SOURCE MATERIAL:
---

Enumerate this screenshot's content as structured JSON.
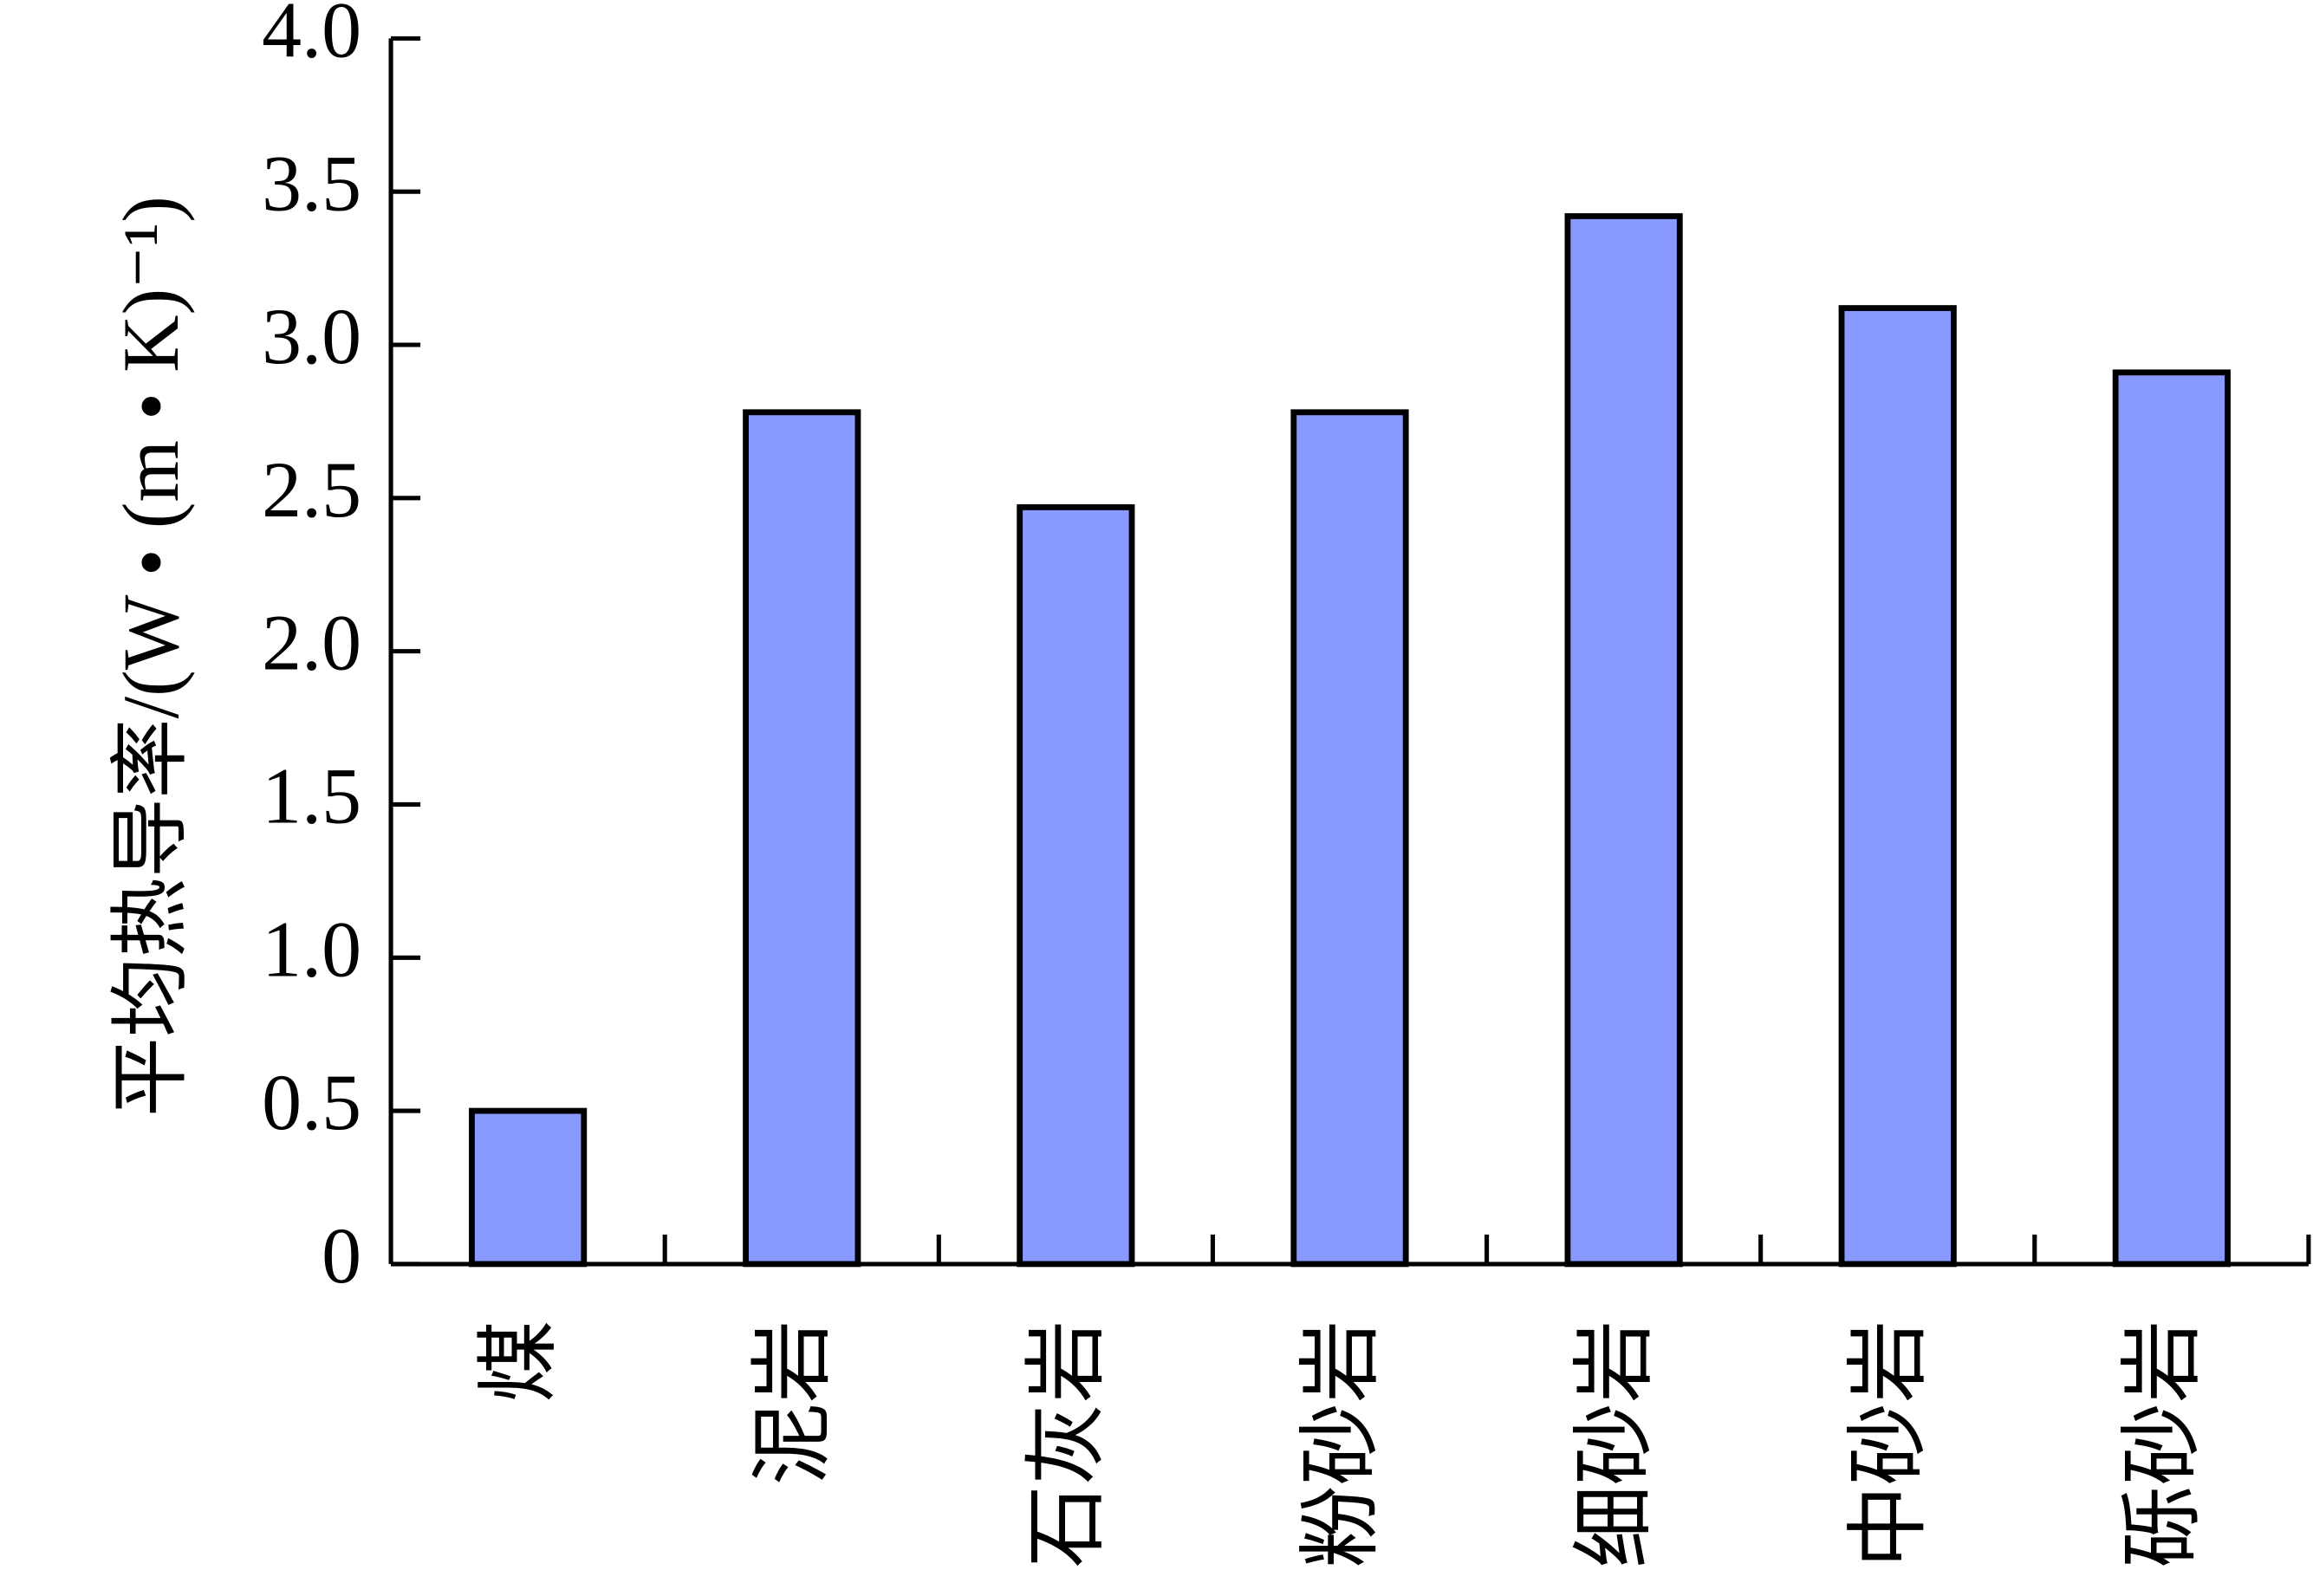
{
  "chart_data": {
    "type": "bar",
    "ylabel": "平均热导率/(W • (m • K)⁻¹)",
    "categories": [
      "煤",
      "泥岩",
      "石灰岩",
      "粉砂岩",
      "细砂岩",
      "中砂岩",
      "砾砂岩"
    ],
    "values": [
      0.5,
      2.78,
      2.47,
      2.78,
      3.42,
      3.12,
      2.91
    ],
    "color": "#8899ff",
    "ylim": [
      0,
      4
    ],
    "yticks": [
      0,
      0.5,
      {
        "value": 1,
        "label": "1.0"
      },
      1.5,
      {
        "value": 2,
        "label": "2.0"
      },
      2.5,
      {
        "value": 3,
        "label": "3.0"
      },
      3.5,
      {
        "value": 4,
        "label": "4.0"
      }
    ],
    "grid": false
  }
}
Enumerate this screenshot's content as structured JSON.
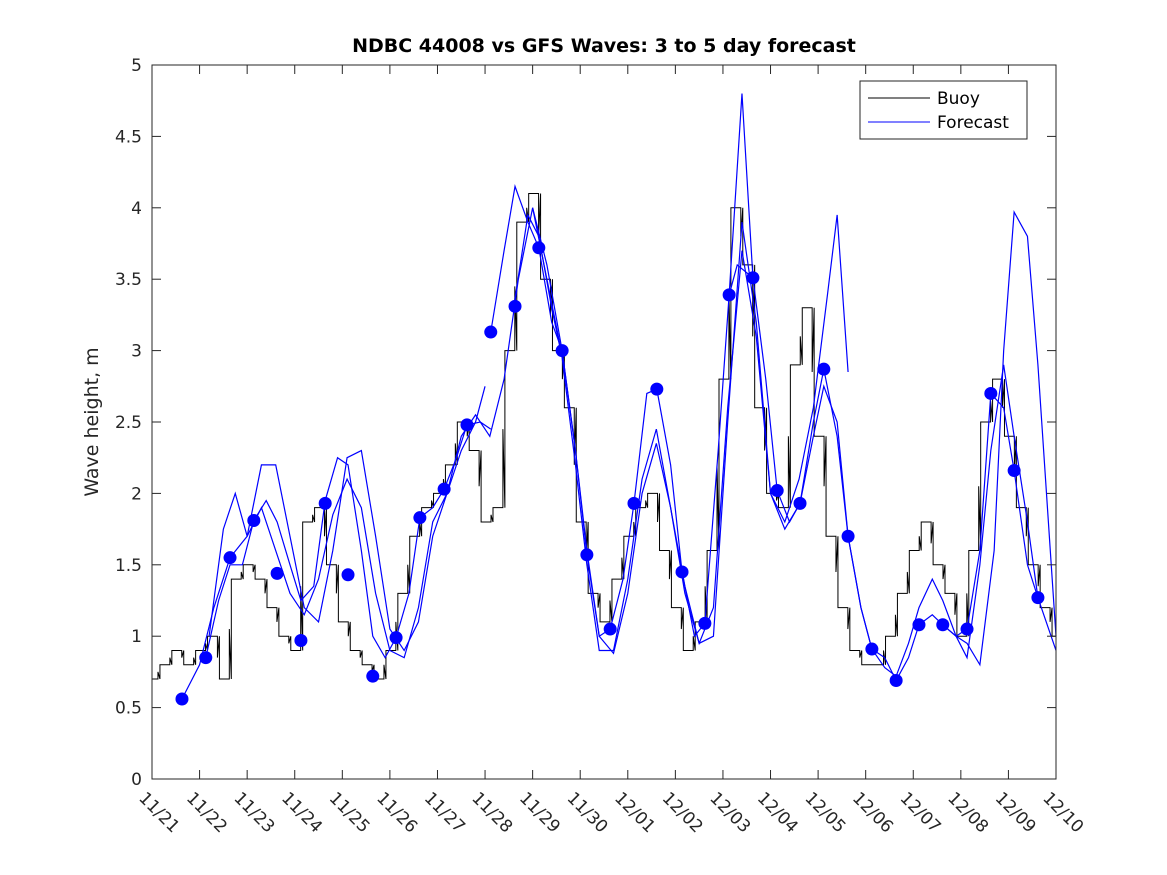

---

EXERCISE INSTRUCTIONS: Every record must be copied exactly, with the pictures left out.

ANSWER BELOW:
Enumerate this screenshot's content as structured JSON.
{
  "chart_data": {
    "type": "bar",
    "ylabel": "平均热导率/(W • (m • K)⁻¹)",
    "categories": [
      "煤",
      "泥岩",
      "石灰岩",
      "粉砂岩",
      "细砂岩",
      "中砂岩",
      "砾砂岩"
    ],
    "values": [
      0.5,
      2.78,
      2.47,
      2.78,
      3.42,
      3.12,
      2.91
    ],
    "color": "#8899ff",
    "ylim": [
      0,
      4
    ],
    "yticks": [
      0,
      0.5,
      {
        "value": 1,
        "label": "1.0"
      },
      1.5,
      {
        "value": 2,
        "label": "2.0"
      },
      2.5,
      {
        "value": 3,
        "label": "3.0"
      },
      3.5,
      {
        "value": 4,
        "label": "4.0"
      }
    ],
    "grid": false
  }
}
Enumerate this screenshot's content as structured JSON.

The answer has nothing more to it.